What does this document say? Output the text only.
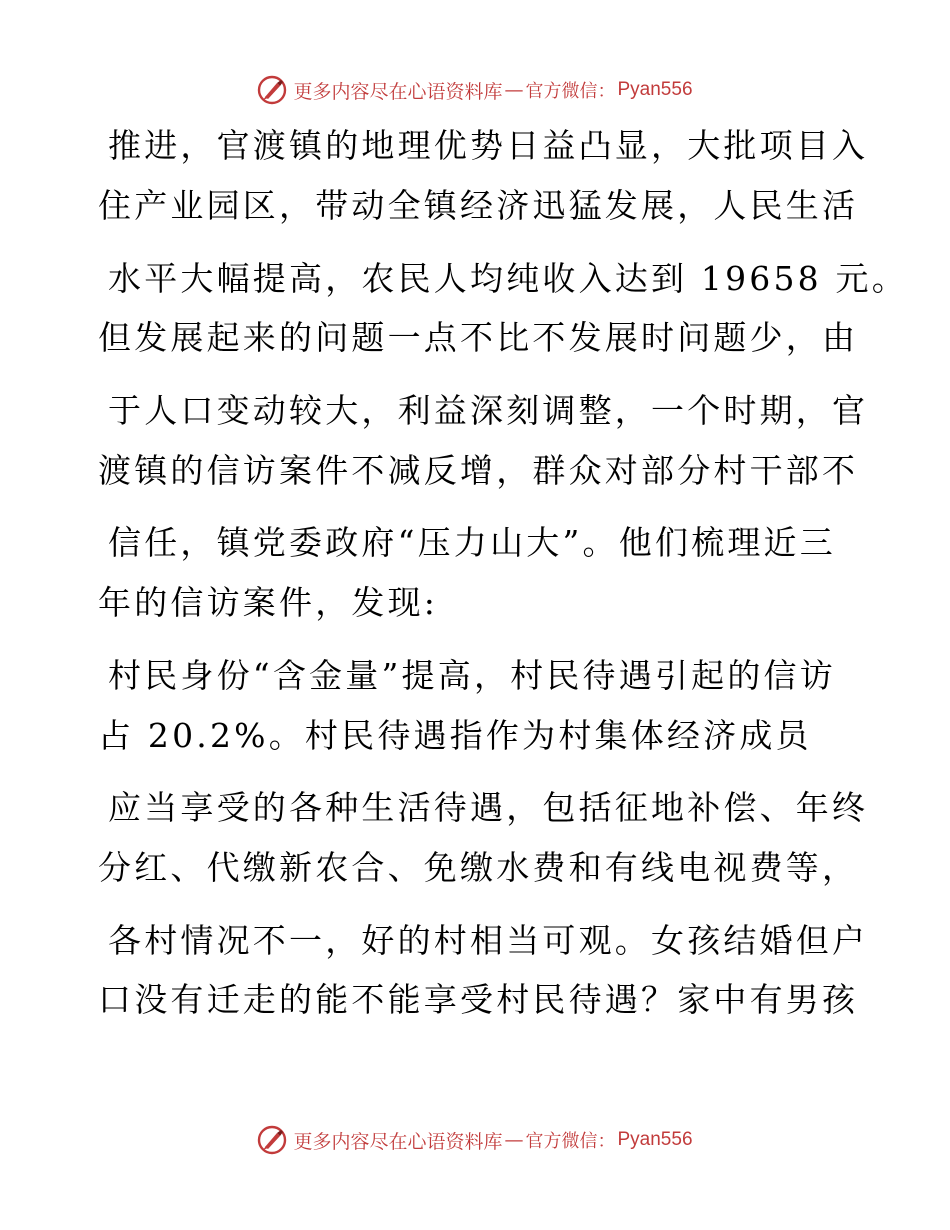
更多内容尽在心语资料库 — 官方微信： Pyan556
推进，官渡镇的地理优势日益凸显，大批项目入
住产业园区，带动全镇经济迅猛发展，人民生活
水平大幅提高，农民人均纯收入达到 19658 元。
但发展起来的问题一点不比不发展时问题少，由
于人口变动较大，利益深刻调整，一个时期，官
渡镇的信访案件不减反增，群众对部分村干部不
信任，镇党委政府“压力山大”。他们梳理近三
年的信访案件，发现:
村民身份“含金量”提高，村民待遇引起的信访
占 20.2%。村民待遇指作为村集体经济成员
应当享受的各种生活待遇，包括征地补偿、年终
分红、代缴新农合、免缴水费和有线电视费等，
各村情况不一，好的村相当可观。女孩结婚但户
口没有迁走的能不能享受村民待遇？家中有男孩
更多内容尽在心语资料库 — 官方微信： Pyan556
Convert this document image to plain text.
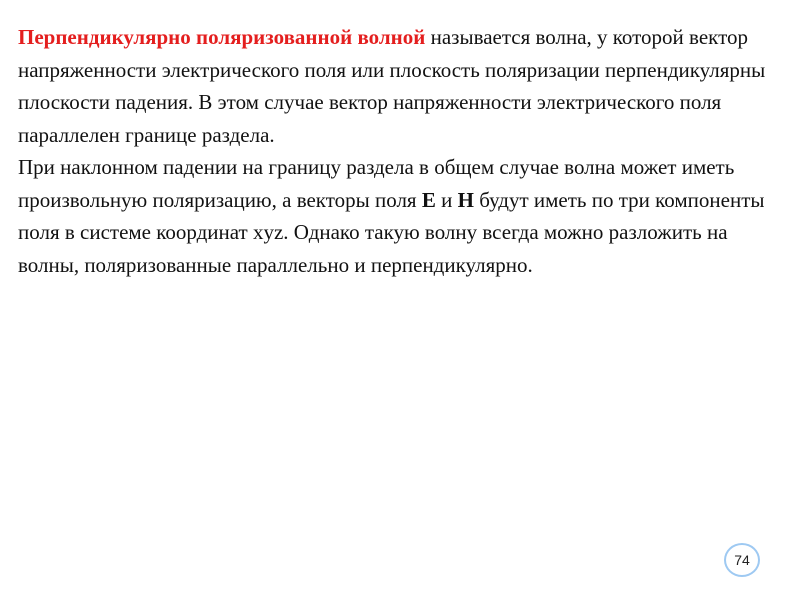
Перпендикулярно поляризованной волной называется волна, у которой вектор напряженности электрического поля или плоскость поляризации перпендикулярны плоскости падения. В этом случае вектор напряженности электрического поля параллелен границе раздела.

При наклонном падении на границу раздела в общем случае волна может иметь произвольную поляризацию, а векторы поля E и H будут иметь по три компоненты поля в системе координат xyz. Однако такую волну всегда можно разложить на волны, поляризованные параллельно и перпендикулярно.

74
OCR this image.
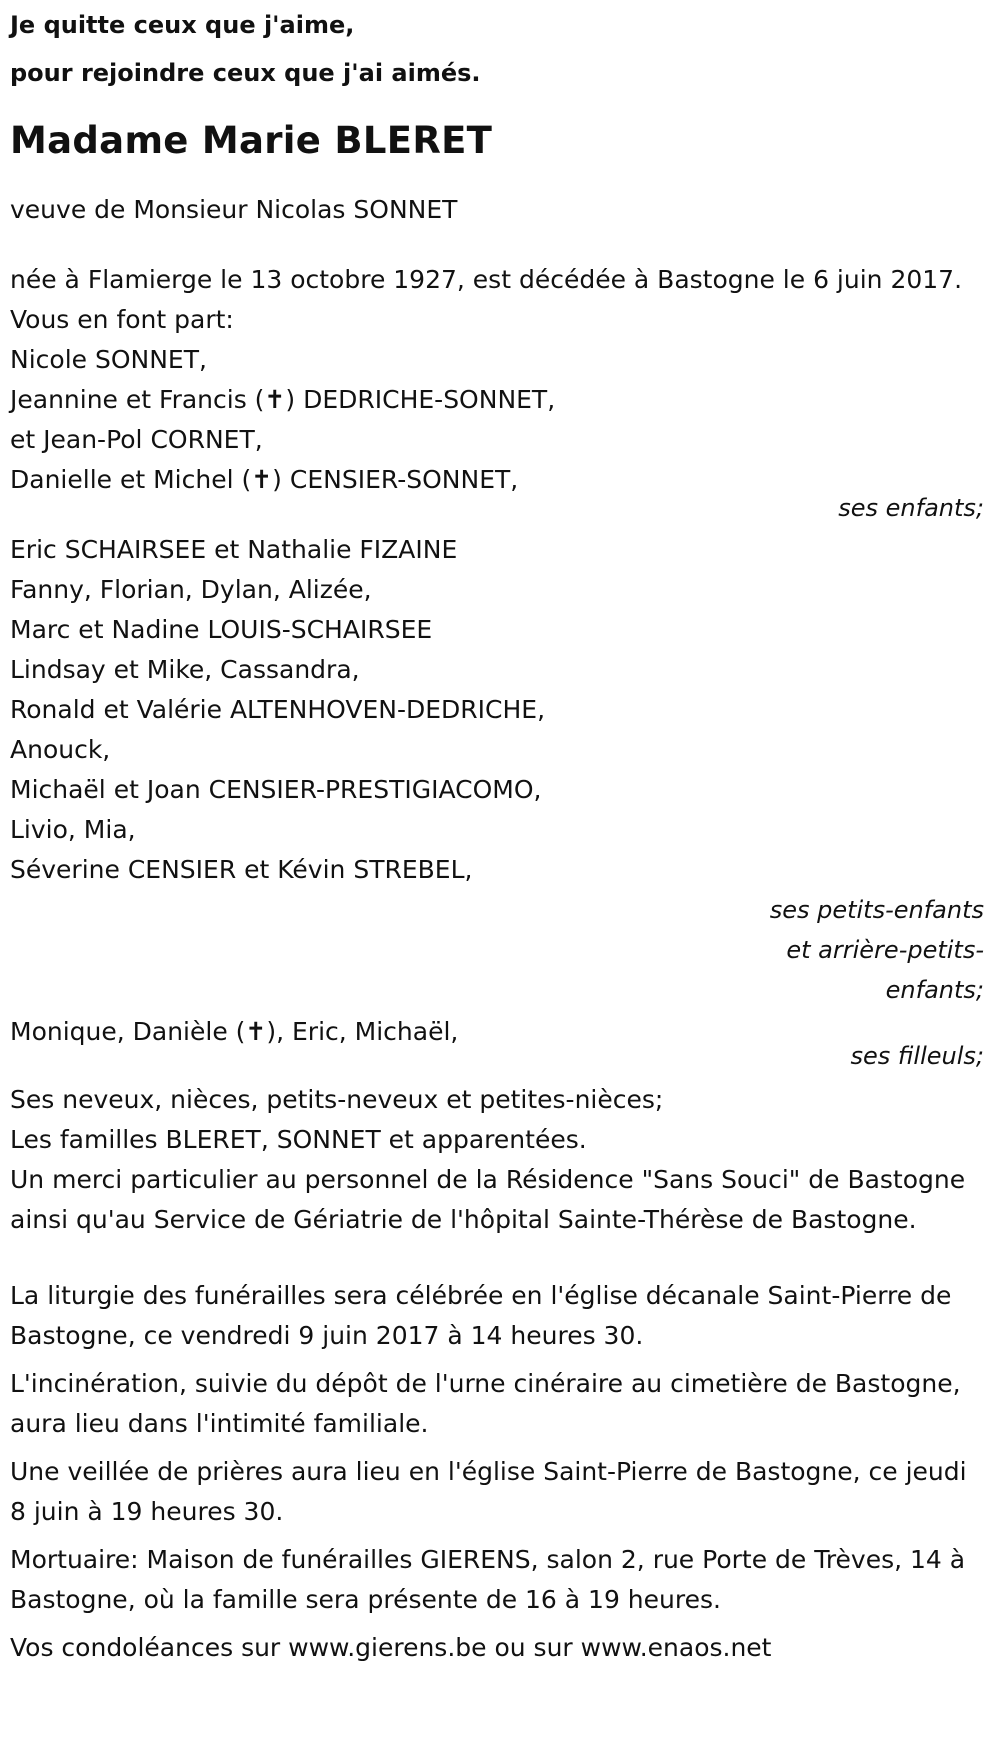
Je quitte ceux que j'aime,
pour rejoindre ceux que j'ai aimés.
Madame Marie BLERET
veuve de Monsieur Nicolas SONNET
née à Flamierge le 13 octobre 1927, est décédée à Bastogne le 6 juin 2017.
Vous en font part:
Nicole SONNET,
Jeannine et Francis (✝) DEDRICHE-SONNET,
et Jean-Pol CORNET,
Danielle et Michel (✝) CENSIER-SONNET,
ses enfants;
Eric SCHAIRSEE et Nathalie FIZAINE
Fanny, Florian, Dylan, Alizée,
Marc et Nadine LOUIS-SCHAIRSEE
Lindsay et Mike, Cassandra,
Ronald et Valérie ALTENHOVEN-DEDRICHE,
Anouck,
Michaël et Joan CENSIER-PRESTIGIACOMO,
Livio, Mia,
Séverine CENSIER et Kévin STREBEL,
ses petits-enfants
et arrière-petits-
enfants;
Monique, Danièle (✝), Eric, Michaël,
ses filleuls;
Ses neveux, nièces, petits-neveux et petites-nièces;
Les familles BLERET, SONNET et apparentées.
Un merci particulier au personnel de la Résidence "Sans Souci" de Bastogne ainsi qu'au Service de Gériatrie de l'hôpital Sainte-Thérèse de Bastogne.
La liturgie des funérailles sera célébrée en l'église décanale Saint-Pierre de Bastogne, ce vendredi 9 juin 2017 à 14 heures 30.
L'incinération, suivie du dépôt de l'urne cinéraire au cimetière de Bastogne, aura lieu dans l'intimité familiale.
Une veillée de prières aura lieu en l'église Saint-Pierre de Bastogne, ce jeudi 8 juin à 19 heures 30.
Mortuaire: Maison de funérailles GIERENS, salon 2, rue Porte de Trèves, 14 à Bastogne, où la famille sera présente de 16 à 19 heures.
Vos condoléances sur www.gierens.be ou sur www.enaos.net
........
### DO THIS
Search the data for the word "SCHAIRSEE" and copy each line where it appears.

### WRITTEN ANSWER
Eric SCHAIRSEE et Nathalie FIZAINE
Marc et Nadine LOUIS-SCHAIRSEE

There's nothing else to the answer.